### WHAT THE TASK REQUIRES
Retype every entry in its entirety, without alteration.

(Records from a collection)
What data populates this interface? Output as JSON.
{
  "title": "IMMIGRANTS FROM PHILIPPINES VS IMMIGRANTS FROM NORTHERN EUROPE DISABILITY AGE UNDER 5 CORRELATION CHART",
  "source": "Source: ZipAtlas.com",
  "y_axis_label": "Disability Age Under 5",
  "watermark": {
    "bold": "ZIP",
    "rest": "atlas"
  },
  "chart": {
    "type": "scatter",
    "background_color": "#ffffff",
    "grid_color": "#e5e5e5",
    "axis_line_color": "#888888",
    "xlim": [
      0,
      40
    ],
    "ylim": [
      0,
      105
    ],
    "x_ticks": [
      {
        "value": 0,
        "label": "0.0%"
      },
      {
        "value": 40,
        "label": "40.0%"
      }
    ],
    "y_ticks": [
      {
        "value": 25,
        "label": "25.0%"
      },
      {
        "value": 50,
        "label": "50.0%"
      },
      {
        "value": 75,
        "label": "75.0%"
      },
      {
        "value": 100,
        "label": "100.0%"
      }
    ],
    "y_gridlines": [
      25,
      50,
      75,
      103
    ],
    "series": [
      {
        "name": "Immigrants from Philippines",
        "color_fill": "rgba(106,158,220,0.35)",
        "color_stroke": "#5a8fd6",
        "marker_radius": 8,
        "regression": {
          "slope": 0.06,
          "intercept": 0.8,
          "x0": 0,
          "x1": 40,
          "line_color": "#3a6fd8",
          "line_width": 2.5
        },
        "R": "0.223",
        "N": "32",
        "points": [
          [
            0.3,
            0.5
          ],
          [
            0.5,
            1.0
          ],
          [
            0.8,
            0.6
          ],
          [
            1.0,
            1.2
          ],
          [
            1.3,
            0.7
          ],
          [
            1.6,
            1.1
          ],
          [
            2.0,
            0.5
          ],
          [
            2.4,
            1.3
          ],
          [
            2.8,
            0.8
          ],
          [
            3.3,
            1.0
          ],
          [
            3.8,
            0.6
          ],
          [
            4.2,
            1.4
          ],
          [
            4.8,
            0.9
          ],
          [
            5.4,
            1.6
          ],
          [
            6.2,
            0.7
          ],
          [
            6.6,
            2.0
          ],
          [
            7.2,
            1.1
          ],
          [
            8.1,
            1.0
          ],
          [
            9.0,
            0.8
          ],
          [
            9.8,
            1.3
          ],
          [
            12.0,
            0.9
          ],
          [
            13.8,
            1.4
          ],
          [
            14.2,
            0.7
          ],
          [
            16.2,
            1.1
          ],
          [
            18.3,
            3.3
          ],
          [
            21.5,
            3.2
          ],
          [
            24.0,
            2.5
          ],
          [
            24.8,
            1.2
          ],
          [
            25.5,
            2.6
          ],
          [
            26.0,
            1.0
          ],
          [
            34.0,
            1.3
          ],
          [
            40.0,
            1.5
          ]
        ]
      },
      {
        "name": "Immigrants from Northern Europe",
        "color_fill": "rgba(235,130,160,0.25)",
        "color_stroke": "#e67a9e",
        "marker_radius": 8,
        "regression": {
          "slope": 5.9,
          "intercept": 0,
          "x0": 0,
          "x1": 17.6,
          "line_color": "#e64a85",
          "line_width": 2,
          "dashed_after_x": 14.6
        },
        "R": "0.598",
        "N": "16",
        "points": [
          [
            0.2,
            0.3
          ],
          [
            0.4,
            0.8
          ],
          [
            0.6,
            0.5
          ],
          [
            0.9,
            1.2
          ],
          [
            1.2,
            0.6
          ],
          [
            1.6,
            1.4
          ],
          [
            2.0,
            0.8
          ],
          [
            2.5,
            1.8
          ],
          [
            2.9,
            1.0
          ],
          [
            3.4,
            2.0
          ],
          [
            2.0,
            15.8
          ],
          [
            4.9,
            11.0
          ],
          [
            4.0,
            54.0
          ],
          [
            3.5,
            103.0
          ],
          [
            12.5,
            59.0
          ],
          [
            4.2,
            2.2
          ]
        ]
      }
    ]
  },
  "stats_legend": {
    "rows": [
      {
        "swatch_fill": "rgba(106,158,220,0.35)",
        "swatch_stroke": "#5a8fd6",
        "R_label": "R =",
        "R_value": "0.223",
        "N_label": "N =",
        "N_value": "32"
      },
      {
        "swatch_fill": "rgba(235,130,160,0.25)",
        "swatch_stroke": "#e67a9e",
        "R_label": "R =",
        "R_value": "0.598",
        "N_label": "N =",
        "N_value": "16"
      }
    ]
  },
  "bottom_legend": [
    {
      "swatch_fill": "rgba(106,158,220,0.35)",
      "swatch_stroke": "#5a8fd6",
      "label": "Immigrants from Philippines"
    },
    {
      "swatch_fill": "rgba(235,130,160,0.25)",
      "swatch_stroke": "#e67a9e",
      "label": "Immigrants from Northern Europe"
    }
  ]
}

### ANSWER TO THIS PROBLEM
What data populates this interface? Output as JSON.
{
  "title": "IMMIGRANTS FROM PHILIPPINES VS IMMIGRANTS FROM NORTHERN EUROPE DISABILITY AGE UNDER 5 CORRELATION CHART",
  "source": "Source: ZipAtlas.com",
  "y_axis_label": "Disability Age Under 5",
  "watermark": {
    "bold": "ZIP",
    "rest": "atlas"
  },
  "chart": {
    "type": "scatter",
    "background_color": "#ffffff",
    "grid_color": "#e5e5e5",
    "axis_line_color": "#888888",
    "xlim": [
      0,
      40
    ],
    "ylim": [
      0,
      105
    ],
    "x_ticks": [
      {
        "value": 0,
        "label": "0.0%"
      },
      {
        "value": 40,
        "label": "40.0%"
      }
    ],
    "y_ticks": [
      {
        "value": 25,
        "label": "25.0%"
      },
      {
        "value": 50,
        "label": "50.0%"
      },
      {
        "value": 75,
        "label": "75.0%"
      },
      {
        "value": 100,
        "label": "100.0%"
      }
    ],
    "y_gridlines": [
      25,
      50,
      75,
      103
    ],
    "series": [
      {
        "name": "Immigrants from Philippines",
        "color_fill": "rgba(106,158,220,0.35)",
        "color_stroke": "#5a8fd6",
        "marker_radius": 8,
        "regression": {
          "slope": 0.06,
          "intercept": 0.8,
          "x0": 0,
          "x1": 40,
          "line_color": "#3a6fd8",
          "line_width": 2.5
        },
        "R": "0.223",
        "N": "32",
        "points": [
          [
            0.3,
            0.5
          ],
          [
            0.5,
            1.0
          ],
          [
            0.8,
            0.6
          ],
          [
            1.0,
            1.2
          ],
          [
            1.3,
            0.7
          ],
          [
            1.6,
            1.1
          ],
          [
            2.0,
            0.5
          ],
          [
            2.4,
            1.3
          ],
          [
            2.8,
            0.8
          ],
          [
            3.3,
            1.0
          ],
          [
            3.8,
            0.6
          ],
          [
            4.2,
            1.4
          ],
          [
            4.8,
            0.9
          ],
          [
            5.4,
            1.6
          ],
          [
            6.2,
            0.7
          ],
          [
            6.6,
            2.0
          ],
          [
            7.2,
            1.1
          ],
          [
            8.1,
            1.0
          ],
          [
            9.0,
            0.8
          ],
          [
            9.8,
            1.3
          ],
          [
            12.0,
            0.9
          ],
          [
            13.8,
            1.4
          ],
          [
            14.2,
            0.7
          ],
          [
            16.2,
            1.1
          ],
          [
            18.3,
            3.3
          ],
          [
            21.5,
            3.2
          ],
          [
            24.0,
            2.5
          ],
          [
            24.8,
            1.2
          ],
          [
            25.5,
            2.6
          ],
          [
            26.0,
            1.0
          ],
          [
            34.0,
            1.3
          ],
          [
            40.0,
            1.5
          ]
        ]
      },
      {
        "name": "Immigrants from Northern Europe",
        "color_fill": "rgba(235,130,160,0.25)",
        "color_stroke": "#e67a9e",
        "marker_radius": 8,
        "regression": {
          "slope": 5.9,
          "intercept": 0,
          "x0": 0,
          "x1": 17.6,
          "line_color": "#e64a85",
          "line_width": 2,
          "dashed_after_x": 14.6
        },
        "R": "0.598",
        "N": "16",
        "points": [
          [
            0.2,
            0.3
          ],
          [
            0.4,
            0.8
          ],
          [
            0.6,
            0.5
          ],
          [
            0.9,
            1.2
          ],
          [
            1.2,
            0.6
          ],
          [
            1.6,
            1.4
          ],
          [
            2.0,
            0.8
          ],
          [
            2.5,
            1.8
          ],
          [
            2.9,
            1.0
          ],
          [
            3.4,
            2.0
          ],
          [
            2.0,
            15.8
          ],
          [
            4.9,
            11.0
          ],
          [
            4.0,
            54.0
          ],
          [
            3.5,
            103.0
          ],
          [
            12.5,
            59.0
          ],
          [
            4.2,
            2.2
          ]
        ]
      }
    ]
  },
  "stats_legend": {
    "rows": [
      {
        "swatch_fill": "rgba(106,158,220,0.35)",
        "swatch_stroke": "#5a8fd6",
        "R_label": "R =",
        "R_value": "0.223",
        "N_label": "N =",
        "N_value": "32"
      },
      {
        "swatch_fill": "rgba(235,130,160,0.25)",
        "swatch_stroke": "#e67a9e",
        "R_label": "R =",
        "R_value": "0.598",
        "N_label": "N =",
        "N_value": "16"
      }
    ]
  },
  "bottom_legend": [
    {
      "swatch_fill": "rgba(106,158,220,0.35)",
      "swatch_stroke": "#5a8fd6",
      "label": "Immigrants from Philippines"
    },
    {
      "swatch_fill": "rgba(235,130,160,0.25)",
      "swatch_stroke": "#e67a9e",
      "label": "Immigrants from Northern Europe"
    }
  ]
}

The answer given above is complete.